> [Problem statement]:
Lines containing "legno" are to be counted. Give the number and nothing more.

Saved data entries
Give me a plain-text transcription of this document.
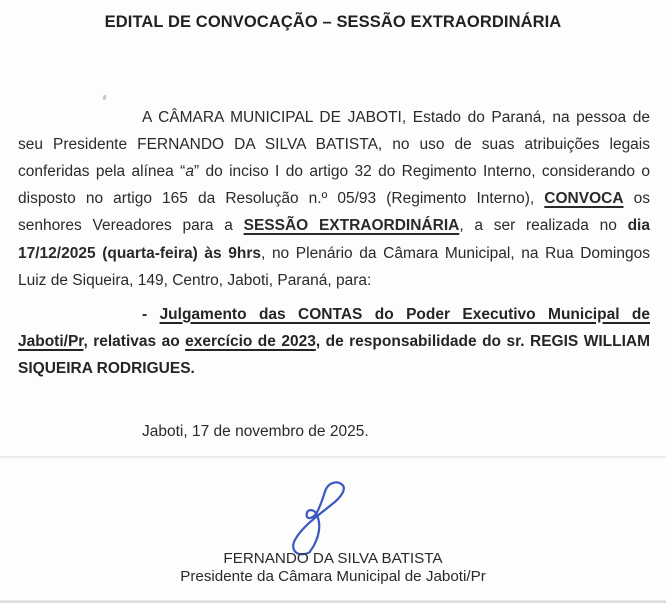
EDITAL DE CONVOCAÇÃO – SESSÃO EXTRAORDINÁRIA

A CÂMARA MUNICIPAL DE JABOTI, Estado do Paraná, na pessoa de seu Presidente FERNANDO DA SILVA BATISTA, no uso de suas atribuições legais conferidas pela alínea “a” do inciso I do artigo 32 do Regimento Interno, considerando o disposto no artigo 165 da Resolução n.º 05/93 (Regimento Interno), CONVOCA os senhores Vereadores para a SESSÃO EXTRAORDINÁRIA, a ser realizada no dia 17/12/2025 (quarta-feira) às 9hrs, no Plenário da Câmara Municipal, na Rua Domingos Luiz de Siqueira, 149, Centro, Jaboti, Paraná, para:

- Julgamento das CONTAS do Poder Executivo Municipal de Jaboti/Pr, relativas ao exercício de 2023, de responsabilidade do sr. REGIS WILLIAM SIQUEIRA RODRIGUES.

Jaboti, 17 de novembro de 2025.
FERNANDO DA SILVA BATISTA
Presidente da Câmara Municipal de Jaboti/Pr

---

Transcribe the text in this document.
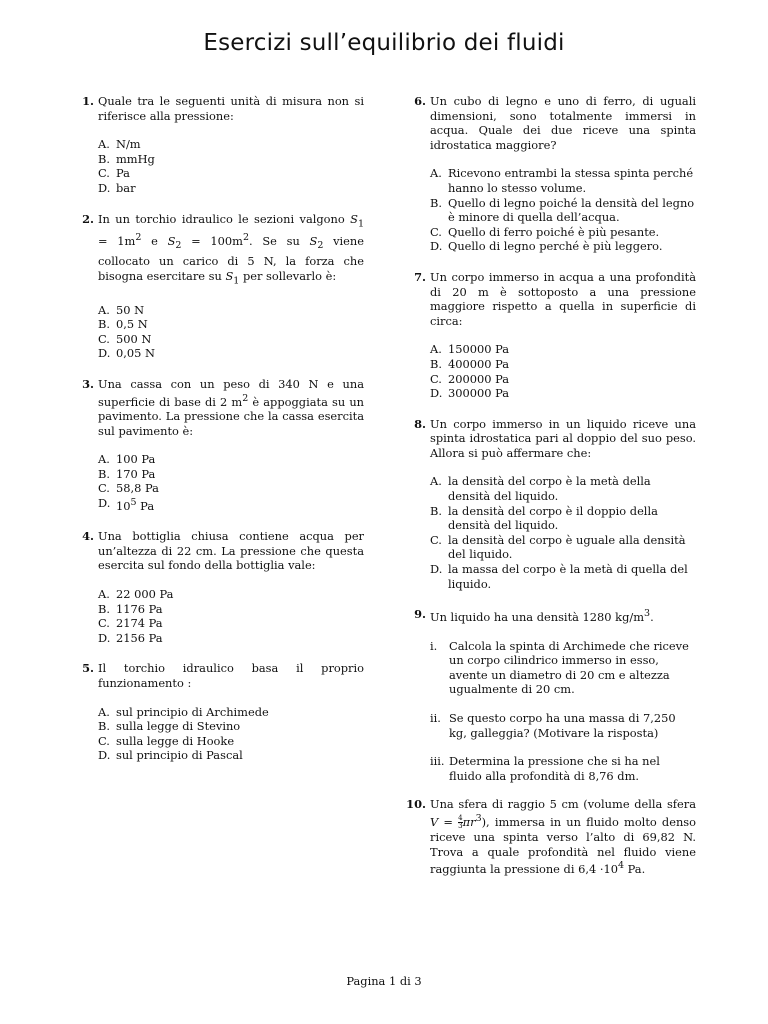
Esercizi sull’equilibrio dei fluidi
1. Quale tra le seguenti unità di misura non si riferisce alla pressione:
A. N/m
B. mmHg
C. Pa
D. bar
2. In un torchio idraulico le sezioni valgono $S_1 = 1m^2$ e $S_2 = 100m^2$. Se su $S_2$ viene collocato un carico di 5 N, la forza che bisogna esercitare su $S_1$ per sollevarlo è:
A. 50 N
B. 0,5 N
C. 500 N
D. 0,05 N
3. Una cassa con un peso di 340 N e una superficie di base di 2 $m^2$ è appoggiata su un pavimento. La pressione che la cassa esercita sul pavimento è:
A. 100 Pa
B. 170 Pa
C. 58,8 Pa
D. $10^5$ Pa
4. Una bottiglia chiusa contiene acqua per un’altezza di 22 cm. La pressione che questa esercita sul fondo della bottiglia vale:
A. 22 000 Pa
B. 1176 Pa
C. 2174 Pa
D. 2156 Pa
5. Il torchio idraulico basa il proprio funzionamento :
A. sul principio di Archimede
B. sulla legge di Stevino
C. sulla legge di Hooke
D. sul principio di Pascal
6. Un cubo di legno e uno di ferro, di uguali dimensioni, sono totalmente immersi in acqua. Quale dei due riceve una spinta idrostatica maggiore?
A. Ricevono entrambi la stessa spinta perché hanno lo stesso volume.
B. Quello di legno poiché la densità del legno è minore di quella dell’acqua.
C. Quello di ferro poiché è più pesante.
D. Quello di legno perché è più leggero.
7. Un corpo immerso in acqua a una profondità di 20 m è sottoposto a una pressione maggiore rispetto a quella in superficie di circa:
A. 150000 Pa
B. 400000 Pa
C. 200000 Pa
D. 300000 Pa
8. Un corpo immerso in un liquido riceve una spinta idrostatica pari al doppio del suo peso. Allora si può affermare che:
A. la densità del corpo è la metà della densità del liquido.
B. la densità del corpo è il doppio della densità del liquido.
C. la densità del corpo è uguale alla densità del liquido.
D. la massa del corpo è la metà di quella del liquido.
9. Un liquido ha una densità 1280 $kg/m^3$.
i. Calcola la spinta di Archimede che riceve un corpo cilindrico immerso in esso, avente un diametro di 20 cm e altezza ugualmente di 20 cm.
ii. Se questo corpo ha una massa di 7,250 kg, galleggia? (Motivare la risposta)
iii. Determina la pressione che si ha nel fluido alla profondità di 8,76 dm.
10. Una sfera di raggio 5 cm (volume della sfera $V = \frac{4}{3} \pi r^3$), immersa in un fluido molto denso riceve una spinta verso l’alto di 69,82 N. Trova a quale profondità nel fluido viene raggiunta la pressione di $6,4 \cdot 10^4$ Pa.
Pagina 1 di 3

> [Task result]:
3